§ ENTRIES SUPPLIED:
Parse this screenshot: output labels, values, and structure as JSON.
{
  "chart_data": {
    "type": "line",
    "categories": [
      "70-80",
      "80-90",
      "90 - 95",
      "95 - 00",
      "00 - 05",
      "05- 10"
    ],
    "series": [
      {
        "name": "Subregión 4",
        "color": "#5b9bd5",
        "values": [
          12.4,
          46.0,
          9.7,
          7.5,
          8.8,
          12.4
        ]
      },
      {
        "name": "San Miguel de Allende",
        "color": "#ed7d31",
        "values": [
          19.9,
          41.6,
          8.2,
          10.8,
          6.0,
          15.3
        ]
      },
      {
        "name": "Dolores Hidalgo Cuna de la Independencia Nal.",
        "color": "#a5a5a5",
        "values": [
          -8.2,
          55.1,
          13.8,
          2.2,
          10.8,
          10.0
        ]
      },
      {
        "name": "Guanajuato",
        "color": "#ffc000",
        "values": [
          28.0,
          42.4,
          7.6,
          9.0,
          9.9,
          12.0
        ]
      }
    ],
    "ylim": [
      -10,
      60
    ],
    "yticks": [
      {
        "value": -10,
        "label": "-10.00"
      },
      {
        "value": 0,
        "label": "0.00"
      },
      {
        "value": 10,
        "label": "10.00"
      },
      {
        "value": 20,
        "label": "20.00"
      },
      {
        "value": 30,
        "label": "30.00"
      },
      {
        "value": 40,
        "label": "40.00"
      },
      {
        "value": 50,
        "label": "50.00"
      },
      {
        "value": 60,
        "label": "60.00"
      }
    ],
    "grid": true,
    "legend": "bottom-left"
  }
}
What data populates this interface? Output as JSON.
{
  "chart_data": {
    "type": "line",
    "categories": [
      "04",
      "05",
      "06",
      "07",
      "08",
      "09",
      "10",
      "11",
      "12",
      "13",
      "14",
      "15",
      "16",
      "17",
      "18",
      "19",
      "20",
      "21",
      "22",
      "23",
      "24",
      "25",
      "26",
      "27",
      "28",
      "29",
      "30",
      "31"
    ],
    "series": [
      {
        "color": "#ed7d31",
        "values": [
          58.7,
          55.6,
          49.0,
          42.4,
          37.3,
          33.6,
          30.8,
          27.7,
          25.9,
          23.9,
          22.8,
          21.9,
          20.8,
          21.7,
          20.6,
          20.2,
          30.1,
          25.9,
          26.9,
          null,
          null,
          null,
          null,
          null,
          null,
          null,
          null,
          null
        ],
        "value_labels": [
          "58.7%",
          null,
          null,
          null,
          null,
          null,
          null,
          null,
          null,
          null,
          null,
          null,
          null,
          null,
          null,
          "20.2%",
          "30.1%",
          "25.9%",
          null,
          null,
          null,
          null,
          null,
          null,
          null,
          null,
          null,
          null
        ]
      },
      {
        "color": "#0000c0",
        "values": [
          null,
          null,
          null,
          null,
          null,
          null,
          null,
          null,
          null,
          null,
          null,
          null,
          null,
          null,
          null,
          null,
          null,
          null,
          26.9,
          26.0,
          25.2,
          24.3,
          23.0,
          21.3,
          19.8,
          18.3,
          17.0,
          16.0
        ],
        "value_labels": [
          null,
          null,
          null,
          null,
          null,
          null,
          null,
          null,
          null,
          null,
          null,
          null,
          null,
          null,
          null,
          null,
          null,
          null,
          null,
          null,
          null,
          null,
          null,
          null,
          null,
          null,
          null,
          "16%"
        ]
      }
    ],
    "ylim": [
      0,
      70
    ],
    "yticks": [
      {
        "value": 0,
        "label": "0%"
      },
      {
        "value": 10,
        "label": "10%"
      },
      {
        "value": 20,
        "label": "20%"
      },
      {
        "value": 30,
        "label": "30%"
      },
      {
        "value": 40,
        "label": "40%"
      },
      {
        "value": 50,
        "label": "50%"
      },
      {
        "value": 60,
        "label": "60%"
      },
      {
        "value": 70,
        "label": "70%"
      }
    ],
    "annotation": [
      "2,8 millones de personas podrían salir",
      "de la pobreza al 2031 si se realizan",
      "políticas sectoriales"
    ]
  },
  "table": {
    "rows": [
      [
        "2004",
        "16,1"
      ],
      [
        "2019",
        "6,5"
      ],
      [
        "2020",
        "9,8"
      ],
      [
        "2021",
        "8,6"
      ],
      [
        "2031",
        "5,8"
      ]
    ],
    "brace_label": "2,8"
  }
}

§ WHAT THE TASK REQUIRES: The listing above must be transcribed exactly, line by line.

§ RESPONSE TO THIS TASK:
Parse this screenshot: output labels, values, and structure as JSON.
{
  "chart_data": {
    "type": "line",
    "categories": [
      "70-80",
      "80-90",
      "90 - 95",
      "95 - 00",
      "00 - 05",
      "05- 10"
    ],
    "series": [
      {
        "name": "Subregión 4",
        "color": "#5b9bd5",
        "values": [
          12.4,
          46.0,
          9.7,
          7.5,
          8.8,
          12.4
        ]
      },
      {
        "name": "San Miguel de Allende",
        "color": "#ed7d31",
        "values": [
          19.9,
          41.6,
          8.2,
          10.8,
          6.0,
          15.3
        ]
      },
      {
        "name": "Dolores Hidalgo Cuna de la Independencia Nal.",
        "color": "#a5a5a5",
        "values": [
          -8.2,
          55.1,
          13.8,
          2.2,
          10.8,
          10.0
        ]
      },
      {
        "name": "Guanajuato",
        "color": "#ffc000",
        "values": [
          28.0,
          42.4,
          7.6,
          9.0,
          9.9,
          12.0
        ]
      }
    ],
    "ylim": [
      -10,
      60
    ],
    "yticks": [
      {
        "value": -10,
        "label": "-10.00"
      },
      {
        "value": 0,
        "label": "0.00"
      },
      {
        "value": 10,
        "label": "10.00"
      },
      {
        "value": 20,
        "label": "20.00"
      },
      {
        "value": 30,
        "label": "30.00"
      },
      {
        "value": 40,
        "label": "40.00"
      },
      {
        "value": 50,
        "label": "50.00"
      },
      {
        "value": 60,
        "label": "60.00"
      }
    ],
    "grid": true,
    "legend": "bottom-left"
  }
}
What data populates this interface? Output as JSON.
{
  "chart_data": {
    "type": "line",
    "categories": [
      "04",
      "05",
      "06",
      "07",
      "08",
      "09",
      "10",
      "11",
      "12",
      "13",
      "14",
      "15",
      "16",
      "17",
      "18",
      "19",
      "20",
      "21",
      "22",
      "23",
      "24",
      "25",
      "26",
      "27",
      "28",
      "29",
      "30",
      "31"
    ],
    "series": [
      {
        "color": "#ed7d31",
        "values": [
          58.7,
          55.6,
          49.0,
          42.4,
          37.3,
          33.6,
          30.8,
          27.7,
          25.9,
          23.9,
          22.8,
          21.9,
          20.8,
          21.7,
          20.6,
          20.2,
          30.1,
          25.9,
          26.9,
          null,
          null,
          null,
          null,
          null,
          null,
          null,
          null,
          null
        ],
        "value_labels": [
          "58.7%",
          null,
          null,
          null,
          null,
          null,
          null,
          null,
          null,
          null,
          null,
          null,
          null,
          null,
          null,
          "20.2%",
          "30.1%",
          "25.9%",
          null,
          null,
          null,
          null,
          null,
          null,
          null,
          null,
          null,
          null
        ]
      },
      {
        "color": "#0000c0",
        "values": [
          null,
          null,
          null,
          null,
          null,
          null,
          null,
          null,
          null,
          null,
          null,
          null,
          null,
          null,
          null,
          null,
          null,
          null,
          26.9,
          26.0,
          25.2,
          24.3,
          23.0,
          21.3,
          19.8,
          18.3,
          17.0,
          16.0
        ],
        "value_labels": [
          null,
          null,
          null,
          null,
          null,
          null,
          null,
          null,
          null,
          null,
          null,
          null,
          null,
          null,
          null,
          null,
          null,
          null,
          null,
          null,
          null,
          null,
          null,
          null,
          null,
          null,
          null,
          "16%"
        ]
      }
    ],
    "ylim": [
      0,
      70
    ],
    "yticks": [
      {
        "value": 0,
        "label": "0%"
      },
      {
        "value": 10,
        "label": "10%"
      },
      {
        "value": 20,
        "label": "20%"
      },
      {
        "value": 30,
        "label": "30%"
      },
      {
        "value": 40,
        "label": "40%"
      },
      {
        "value": 50,
        "label": "50%"
      },
      {
        "value": 60,
        "label": "60%"
      },
      {
        "value": 70,
        "label": "70%"
      }
    ],
    "annotation": [
      "2,8 millones de personas podrían salir",
      "de la pobreza al 2031 si se realizan",
      "políticas sectoriales"
    ]
  },
  "table": {
    "rows": [
      [
        "2004",
        "16,1"
      ],
      [
        "2019",
        "6,5"
      ],
      [
        "2020",
        "9,8"
      ],
      [
        "2021",
        "8,6"
      ],
      [
        "2031",
        "5,8"
      ]
    ],
    "brace_label": "2,8"
  }
}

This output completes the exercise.